* [Problem details]
Copy, in full, each line of the material that holds the word "type".

* [Provided material]
::::::::::

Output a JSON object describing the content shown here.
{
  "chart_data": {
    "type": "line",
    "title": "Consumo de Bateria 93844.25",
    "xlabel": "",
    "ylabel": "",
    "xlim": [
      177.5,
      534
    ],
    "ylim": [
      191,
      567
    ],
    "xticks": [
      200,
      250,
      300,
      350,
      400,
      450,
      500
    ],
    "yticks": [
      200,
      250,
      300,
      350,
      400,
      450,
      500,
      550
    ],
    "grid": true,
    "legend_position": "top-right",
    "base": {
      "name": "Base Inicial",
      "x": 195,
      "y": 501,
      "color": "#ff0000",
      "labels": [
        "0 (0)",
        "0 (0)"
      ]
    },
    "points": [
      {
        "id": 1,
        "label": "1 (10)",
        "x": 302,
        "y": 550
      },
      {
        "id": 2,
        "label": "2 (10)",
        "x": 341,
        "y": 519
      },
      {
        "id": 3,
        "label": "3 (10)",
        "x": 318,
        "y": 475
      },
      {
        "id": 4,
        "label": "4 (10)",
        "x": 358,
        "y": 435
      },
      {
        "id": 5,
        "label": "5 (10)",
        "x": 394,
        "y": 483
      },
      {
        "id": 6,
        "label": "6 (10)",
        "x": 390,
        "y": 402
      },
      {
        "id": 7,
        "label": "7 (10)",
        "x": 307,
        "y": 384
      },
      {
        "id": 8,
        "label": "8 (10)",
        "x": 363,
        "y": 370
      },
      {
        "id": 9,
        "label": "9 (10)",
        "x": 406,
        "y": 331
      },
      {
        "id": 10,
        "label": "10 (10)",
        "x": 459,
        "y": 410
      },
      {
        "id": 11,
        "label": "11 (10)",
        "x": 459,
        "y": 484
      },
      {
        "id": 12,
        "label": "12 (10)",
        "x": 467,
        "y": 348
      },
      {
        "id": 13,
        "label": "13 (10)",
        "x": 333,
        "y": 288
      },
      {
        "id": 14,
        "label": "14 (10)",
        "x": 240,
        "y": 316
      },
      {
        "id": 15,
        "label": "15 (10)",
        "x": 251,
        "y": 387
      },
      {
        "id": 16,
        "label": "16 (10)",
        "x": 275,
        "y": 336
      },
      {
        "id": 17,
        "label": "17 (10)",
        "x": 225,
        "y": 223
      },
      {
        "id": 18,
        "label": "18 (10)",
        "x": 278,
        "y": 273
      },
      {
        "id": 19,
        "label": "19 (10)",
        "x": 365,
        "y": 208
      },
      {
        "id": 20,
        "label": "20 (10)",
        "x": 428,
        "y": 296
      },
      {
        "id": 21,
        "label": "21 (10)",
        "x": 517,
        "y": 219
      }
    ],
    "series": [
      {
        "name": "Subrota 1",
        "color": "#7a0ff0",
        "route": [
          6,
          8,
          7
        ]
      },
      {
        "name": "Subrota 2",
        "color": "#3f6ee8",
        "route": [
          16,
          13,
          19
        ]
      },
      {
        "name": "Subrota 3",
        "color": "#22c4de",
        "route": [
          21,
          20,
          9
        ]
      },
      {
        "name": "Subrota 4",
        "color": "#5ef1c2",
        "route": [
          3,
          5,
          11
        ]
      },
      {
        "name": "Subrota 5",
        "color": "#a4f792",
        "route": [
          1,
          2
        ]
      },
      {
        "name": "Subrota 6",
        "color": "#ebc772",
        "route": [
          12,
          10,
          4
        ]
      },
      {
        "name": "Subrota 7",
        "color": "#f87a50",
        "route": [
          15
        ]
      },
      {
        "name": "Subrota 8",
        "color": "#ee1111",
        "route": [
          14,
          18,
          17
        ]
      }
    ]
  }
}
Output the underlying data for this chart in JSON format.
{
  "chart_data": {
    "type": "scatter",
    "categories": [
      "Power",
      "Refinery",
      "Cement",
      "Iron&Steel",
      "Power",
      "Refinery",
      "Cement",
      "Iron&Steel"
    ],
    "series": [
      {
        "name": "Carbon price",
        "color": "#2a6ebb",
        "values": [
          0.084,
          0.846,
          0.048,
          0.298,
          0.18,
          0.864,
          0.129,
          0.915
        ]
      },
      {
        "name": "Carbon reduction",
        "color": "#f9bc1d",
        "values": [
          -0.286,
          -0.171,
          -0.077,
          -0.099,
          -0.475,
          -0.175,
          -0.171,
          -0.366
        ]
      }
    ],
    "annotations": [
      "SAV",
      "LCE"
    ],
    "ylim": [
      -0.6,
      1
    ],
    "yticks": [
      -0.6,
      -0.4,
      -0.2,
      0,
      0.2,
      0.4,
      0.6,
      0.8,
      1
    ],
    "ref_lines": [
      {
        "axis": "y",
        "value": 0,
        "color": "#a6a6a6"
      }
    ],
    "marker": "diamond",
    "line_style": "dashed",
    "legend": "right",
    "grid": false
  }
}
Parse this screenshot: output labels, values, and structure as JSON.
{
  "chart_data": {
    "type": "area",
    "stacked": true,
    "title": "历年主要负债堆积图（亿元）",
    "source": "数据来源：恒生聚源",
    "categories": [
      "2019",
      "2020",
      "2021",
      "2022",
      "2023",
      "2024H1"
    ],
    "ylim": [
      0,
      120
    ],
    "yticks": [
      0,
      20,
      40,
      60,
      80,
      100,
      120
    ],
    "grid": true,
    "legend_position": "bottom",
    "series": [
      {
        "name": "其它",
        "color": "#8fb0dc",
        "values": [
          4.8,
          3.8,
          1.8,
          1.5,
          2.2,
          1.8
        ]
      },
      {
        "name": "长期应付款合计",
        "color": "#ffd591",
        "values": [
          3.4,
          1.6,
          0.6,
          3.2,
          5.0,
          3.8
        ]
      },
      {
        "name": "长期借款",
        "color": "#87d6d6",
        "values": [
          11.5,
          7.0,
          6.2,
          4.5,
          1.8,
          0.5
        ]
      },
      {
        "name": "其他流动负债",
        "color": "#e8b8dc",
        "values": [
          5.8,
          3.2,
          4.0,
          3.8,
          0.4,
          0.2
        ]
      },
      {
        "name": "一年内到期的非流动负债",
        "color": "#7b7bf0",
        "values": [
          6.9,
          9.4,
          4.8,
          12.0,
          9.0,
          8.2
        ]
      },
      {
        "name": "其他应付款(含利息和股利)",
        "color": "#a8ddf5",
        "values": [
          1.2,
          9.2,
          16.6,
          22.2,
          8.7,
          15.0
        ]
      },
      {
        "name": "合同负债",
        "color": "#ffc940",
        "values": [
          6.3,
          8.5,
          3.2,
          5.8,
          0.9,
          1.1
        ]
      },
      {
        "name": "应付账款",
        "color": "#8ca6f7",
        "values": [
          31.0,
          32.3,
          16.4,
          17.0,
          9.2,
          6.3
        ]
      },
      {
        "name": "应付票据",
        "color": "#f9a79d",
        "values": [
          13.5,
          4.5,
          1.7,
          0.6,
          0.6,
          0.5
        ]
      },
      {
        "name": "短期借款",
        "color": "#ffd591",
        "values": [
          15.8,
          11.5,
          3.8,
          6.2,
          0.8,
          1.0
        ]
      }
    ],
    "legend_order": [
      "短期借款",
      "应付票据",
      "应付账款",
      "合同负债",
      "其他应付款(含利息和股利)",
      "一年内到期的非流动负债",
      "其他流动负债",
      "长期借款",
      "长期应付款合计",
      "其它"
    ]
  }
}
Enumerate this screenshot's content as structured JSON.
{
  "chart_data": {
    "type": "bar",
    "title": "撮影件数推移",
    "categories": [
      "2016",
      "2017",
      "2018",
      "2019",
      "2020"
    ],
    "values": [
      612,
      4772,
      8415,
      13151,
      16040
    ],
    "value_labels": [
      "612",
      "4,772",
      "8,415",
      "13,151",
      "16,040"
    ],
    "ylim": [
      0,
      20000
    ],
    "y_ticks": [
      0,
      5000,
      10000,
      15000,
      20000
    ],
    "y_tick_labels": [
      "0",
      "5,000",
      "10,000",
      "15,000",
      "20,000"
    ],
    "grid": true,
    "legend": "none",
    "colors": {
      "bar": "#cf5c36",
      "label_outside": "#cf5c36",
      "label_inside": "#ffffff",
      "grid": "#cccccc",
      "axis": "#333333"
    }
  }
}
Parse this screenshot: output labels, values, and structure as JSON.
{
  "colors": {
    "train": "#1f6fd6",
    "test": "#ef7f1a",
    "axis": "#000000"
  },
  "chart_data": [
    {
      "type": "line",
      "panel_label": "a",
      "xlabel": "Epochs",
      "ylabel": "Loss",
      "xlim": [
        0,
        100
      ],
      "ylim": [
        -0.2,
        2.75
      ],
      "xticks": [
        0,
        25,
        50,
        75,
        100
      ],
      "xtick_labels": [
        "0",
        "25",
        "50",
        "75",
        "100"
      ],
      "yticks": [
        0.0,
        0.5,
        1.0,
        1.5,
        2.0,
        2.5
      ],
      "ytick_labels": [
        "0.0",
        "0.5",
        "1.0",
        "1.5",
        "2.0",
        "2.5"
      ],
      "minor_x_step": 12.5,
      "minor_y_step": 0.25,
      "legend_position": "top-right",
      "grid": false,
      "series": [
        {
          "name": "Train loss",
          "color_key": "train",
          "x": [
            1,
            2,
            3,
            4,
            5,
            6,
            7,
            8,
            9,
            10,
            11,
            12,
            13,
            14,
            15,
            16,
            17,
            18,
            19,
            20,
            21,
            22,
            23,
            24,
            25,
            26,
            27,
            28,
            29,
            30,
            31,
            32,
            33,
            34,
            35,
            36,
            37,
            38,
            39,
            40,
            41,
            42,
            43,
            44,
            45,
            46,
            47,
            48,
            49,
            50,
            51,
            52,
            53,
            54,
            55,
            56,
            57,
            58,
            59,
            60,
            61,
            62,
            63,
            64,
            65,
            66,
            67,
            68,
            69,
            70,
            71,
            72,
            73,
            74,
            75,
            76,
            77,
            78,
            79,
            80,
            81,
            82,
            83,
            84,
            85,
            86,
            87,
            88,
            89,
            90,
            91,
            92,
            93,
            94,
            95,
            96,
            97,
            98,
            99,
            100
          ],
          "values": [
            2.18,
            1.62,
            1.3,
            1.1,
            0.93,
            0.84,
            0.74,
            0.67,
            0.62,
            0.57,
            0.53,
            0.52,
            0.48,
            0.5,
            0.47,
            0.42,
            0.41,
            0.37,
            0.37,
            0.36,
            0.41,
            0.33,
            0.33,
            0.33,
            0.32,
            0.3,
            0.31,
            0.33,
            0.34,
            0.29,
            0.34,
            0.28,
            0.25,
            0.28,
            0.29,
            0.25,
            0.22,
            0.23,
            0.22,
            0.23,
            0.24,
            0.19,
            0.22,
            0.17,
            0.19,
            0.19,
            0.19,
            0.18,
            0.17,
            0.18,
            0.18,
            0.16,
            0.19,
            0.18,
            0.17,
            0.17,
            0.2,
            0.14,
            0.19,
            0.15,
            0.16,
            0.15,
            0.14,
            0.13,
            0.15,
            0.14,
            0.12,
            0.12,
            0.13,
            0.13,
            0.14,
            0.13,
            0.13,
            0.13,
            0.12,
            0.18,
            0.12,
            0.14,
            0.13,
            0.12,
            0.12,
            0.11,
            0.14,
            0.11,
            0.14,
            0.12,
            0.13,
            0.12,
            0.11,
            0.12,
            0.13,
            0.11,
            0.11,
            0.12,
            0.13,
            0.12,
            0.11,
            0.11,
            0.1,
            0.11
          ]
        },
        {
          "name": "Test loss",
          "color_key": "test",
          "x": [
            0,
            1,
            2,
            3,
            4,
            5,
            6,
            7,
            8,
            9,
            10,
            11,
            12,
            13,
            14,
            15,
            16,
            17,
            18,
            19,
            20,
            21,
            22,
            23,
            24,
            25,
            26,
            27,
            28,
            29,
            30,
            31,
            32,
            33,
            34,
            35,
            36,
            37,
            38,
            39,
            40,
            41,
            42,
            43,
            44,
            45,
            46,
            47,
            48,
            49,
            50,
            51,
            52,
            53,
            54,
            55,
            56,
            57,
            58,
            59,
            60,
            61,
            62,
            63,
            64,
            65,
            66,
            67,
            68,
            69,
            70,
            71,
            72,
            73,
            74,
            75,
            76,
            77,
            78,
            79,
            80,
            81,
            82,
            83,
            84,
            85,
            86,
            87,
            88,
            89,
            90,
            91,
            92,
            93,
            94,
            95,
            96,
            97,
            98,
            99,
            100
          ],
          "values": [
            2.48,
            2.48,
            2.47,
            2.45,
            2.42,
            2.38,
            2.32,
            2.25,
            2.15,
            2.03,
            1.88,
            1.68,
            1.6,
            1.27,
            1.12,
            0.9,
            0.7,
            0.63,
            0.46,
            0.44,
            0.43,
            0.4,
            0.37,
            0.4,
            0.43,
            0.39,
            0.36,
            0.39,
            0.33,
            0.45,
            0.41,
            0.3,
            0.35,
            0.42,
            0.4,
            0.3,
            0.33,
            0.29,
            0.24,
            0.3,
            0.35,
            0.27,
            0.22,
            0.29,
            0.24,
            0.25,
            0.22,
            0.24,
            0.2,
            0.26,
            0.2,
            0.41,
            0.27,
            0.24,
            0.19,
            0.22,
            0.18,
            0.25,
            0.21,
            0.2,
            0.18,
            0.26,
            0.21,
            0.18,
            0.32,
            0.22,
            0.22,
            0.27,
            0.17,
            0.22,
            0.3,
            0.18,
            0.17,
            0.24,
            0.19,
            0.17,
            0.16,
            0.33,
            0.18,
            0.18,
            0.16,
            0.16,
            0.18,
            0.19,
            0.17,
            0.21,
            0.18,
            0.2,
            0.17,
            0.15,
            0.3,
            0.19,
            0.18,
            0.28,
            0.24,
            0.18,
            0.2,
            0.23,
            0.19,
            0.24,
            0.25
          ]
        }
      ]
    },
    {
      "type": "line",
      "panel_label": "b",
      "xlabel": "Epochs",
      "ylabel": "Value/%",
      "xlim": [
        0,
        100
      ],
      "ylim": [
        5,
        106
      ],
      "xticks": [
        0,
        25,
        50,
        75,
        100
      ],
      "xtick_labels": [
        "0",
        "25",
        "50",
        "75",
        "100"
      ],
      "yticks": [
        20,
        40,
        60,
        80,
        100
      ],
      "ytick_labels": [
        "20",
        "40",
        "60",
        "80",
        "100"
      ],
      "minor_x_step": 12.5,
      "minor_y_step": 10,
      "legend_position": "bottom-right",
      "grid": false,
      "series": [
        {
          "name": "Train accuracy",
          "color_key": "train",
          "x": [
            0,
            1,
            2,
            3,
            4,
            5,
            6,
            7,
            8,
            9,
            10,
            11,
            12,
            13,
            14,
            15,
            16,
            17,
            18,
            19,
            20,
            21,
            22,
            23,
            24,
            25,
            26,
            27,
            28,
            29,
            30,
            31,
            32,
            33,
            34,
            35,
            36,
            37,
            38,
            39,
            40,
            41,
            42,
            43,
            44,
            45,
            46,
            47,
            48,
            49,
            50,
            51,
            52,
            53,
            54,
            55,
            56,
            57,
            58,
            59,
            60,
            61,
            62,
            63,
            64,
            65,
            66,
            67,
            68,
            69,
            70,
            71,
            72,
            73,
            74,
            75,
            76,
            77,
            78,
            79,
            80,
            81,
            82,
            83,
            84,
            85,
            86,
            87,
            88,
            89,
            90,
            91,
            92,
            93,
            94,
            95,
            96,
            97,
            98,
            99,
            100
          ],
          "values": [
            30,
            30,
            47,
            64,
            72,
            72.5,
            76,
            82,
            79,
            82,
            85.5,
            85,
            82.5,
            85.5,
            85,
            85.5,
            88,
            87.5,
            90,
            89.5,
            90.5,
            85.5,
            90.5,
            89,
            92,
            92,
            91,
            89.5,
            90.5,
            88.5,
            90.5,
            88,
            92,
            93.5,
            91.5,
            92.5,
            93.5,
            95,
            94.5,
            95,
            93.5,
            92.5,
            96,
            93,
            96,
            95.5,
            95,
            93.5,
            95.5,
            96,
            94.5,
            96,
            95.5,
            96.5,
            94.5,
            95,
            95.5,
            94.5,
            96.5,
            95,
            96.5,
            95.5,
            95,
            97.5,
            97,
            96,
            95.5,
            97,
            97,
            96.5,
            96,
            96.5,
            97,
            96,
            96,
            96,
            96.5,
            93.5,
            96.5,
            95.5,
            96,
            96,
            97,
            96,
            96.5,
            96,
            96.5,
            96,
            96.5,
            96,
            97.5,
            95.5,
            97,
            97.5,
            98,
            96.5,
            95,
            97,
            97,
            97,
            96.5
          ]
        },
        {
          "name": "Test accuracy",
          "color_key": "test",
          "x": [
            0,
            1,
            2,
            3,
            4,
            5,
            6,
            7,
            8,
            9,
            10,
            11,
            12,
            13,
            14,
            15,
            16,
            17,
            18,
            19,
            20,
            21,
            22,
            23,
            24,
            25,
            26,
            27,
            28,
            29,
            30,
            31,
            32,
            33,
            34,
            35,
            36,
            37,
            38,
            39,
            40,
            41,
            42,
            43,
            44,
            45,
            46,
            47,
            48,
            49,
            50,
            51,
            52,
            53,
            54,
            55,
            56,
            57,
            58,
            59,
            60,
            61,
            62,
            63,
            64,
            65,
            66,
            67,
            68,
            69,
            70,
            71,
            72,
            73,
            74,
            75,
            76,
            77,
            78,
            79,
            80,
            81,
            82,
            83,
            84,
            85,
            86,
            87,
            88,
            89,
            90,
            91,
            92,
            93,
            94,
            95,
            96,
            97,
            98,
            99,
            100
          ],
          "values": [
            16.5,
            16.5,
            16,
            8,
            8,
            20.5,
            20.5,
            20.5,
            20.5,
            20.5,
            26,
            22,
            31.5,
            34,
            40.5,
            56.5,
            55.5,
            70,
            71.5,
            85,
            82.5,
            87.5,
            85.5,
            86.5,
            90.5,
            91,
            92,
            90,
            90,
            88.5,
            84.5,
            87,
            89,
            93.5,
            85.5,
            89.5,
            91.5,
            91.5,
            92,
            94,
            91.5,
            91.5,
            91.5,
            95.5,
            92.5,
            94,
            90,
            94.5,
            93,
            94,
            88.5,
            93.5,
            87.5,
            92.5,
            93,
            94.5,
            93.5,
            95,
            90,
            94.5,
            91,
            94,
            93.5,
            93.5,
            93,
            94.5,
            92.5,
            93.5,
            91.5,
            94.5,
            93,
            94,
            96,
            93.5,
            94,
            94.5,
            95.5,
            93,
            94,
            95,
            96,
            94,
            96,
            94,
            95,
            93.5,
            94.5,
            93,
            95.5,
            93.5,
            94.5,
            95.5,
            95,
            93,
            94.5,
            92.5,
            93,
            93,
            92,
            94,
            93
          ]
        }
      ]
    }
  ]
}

::::::::::

* [Answer to this exercise]
    "type": "line",
    "type": "scatter",
    "type": "area",
    "type": "bar",
      "type": "line",
      "type": "line",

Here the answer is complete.